Count how many lines of the material contain the string "Нежинская", then give that number and nothing more.

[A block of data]
____________________

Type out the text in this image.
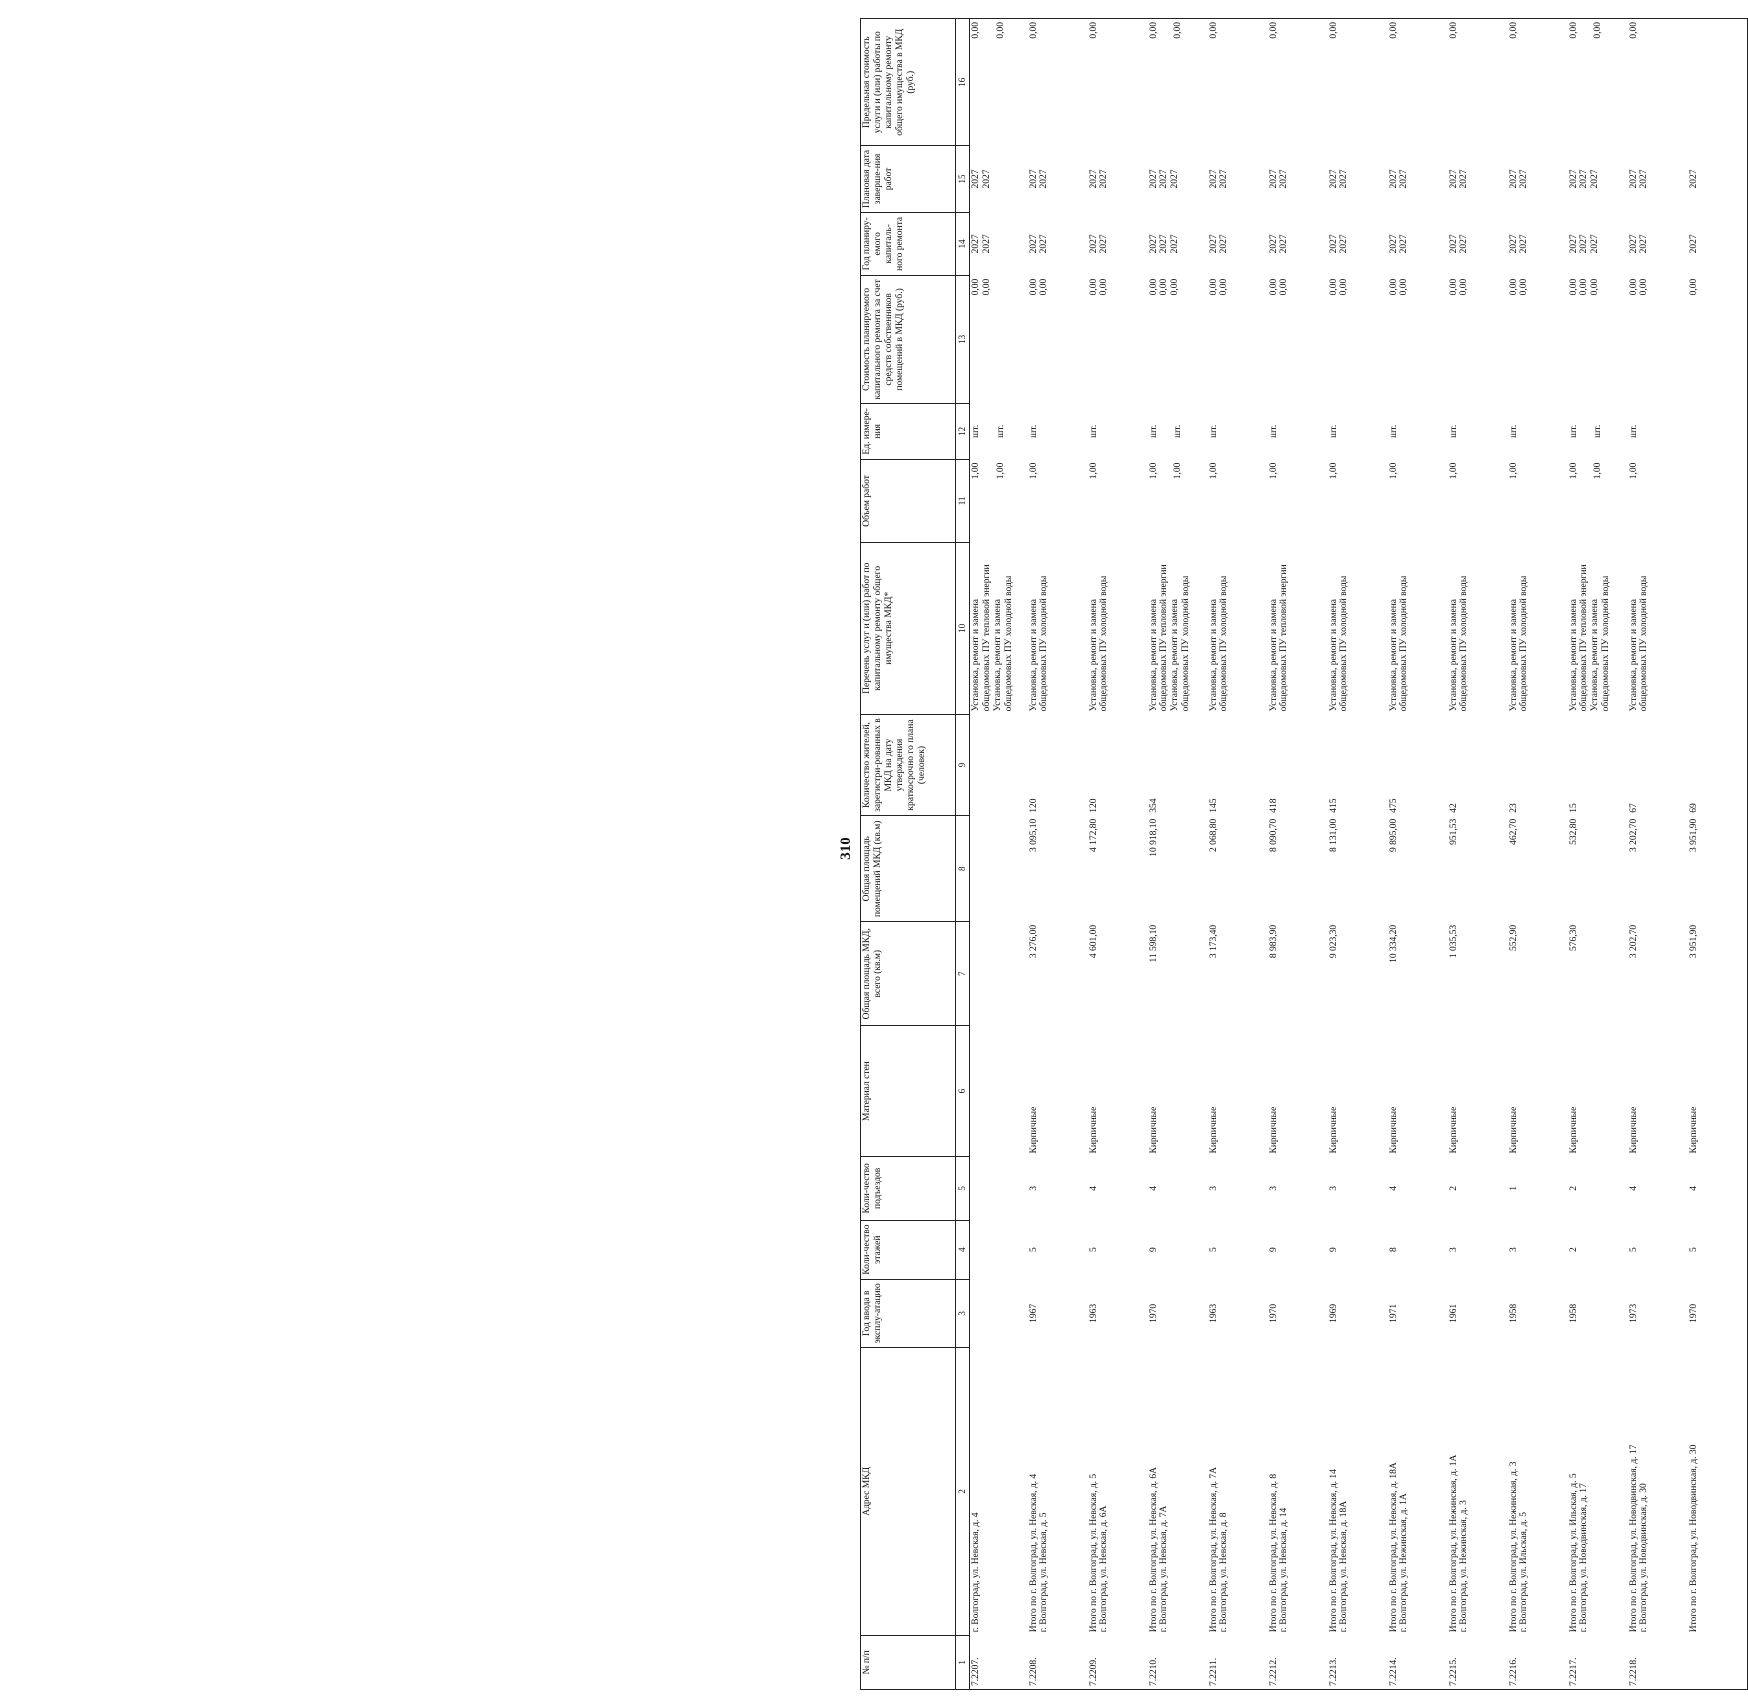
310
№ п/п	Адрес МКД	Год ввода в эксплу-атацию	Коли-чество этажей	Коли-чество подъездов	Материал стен	Общая площадь МКД, всего (кв.м)	Общая площадь помещений МКД (кв.м)	Количество жителей, зарегистри-рованных в МКД на дату утверждения краткосрочно го плана (человек)	Перечень услуг и (или) работ по капитальному ремонту общего имущества МКД*	Объем работ	Ед. измере-ния	Стоимость планируемого капитального ремонта за счет средств собственников помещений в МКД (руб.)	Год планиру-емого капиталь-ного ремонта	Плановая дата заверше-ния работ	Предельная стоимость услуги и (или) работы по капитальному ремонту общего имущества в МКД (руб.)
1	2	3	4	5	6	7	8	9	10	11	12	13	14	15	16
7.2207.	г. Волгоград, ул. Невская, д. 4								Установка, ремонт и замена общедомовых ПУ тепловой энергии Установка, ремонт и замена общедомовых ПУ холодной воды	1,00 1,00	шт. шт.	0,00 0,00	2027 2027	2027 2027	0,00 0,00

7.2208.	Итого по г. Волгоград, ул. Невская, д. 4 г. Волгоград, ул. Невская, д. 5	1967	5	3	Кирпичные	3 276,00	3 095,10	120	Установка, ремонт и замена общедомовых ПУ холодной воды	1,00	шт.	0,00 0,00	2027 2027	2027 2027	0,00

7.2209.	Итого по г. Волгоград, ул. Невская, д. 5 г. Волгоград, ул. Невская, д. 6А	1963	5	4	Кирпичные	4 601,00	4 172,80	120	Установка, ремонт и замена общедомовых ПУ холодной воды	1,00	шт.	0,00 0,00	2027 2027	2027 2027	0,00

7.2210.	Итого по г. Волгоград, ул. Невская, д. 6А г. Волгоград, ул. Невская, д. 7А	1970	9	4	Кирпичные	11 598,10	10 918,10	354	Установка, ремонт и замена общедомовых ПУ тепловой энергии Установка, ремонт и замена общедомовых ПУ холодной воды	1,00 1,00	шт. шт.	0,00 0,00 0,00	2027 2027 2027	2027 2027 2027	0,00 0,00

7.2211.	Итого по г. Волгоград, ул. Невская, д. 7А г. Волгоград, ул. Невская, д. 8	1963	5	3	Кирпичные	3 173,40	2 068,80	145	Установка, ремонт и замена общедомовых ПУ холодной воды	1,00	шт.	0,00 0,00	2027 2027	2027 2027	0,00

7.2212.	Итого по г. Волгоград, ул. Невская, д. 8 г. Волгоград, ул. Невская, д. 14	1970	9	3	Кирпичные	8 983,90	8 090,70	418	Установка, ремонт и замена общедомовых ПУ тепловой энергии	1,00	шт.	0,00 0,00	2027 2027	2027 2027	0,00

7.2213.	Итого по г. Волгоград, ул. Невская, д. 14 г. Волгоград, ул. Невская, д. 18А	1969	9	3	Кирпичные	9 023,30	8 131,00	415	Установка, ремонт и замена общедомовых ПУ холодной воды	1,00	шт.	0,00 0,00	2027 2027	2027 2027	0,00

7.2214.	Итого по г. Волгоград, ул. Невская, д. 18А г. Волгоград, ул. Нежинская, д. 1А	1971	8	4	Кирпичные	10 334,20	9 895,00	475	Установка, ремонт и замена общедомовых ПУ холодной воды	1,00	шт.	0,00 0,00	2027 2027	2027 2027	0,00

7.2215.	Итого по г. Волгоград, ул. Нежинская, д. 1А г. Волгоград, ул. Нежинская, д. 3	1961	3	2	Кирпичные	1 035,53	951,53	42	Установка, ремонт и замена общедомовых ПУ холодной воды	1,00	шт.	0,00 0,00	2027 2027	2027 2027	0,00

7.2216.	Итого по г. Волгоград, ул. Нежинская, д. 3 г. Волгоград, ул. Ильская, д. 5	1958	3	1	Кирпичные	552,90	462,70	23	Установка, ремонт и замена общедомовых ПУ холодной воды	1,00	шт.	0,00 0,00	2027 2027	2027 2027	0,00

7.2217.	Итого по г. Волгоград, ул. Ильская, д. 5 г. Волгоград, ул. Новодвинская, д. 17	1958	2	2	Кирпичные	576,30	532,80	15	Установка, ремонт и замена общедомовых ПУ тепловой энергии Установка, ремонт и замена общедомовых ПУ холодной воды	1,00 1,00	шт. шт.	0,00 0,00 0,00	2027 2027 2027	2027 2027 2027	0,00 0,00

7.2218.	Итого по г. Волгоград, ул. Новодвинская, д. 17 г. Волгоград, ул. Новодвинская, д. 30	1973	5	4	Кирпичные	3 202,70	3 202,70	67	Установка, ремонт и замена общедомовых ПУ холодной воды	1,00	шт.	0,00 0,00	2027 2027	2027 2027	0,00

	Итого по г. Волгоград, ул. Новодвинская, д. 30	1970	5	4	Кирпичные	3 951,90	3 951,90	69				0,00	2027	2027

____________________

● **Answer to this task**
3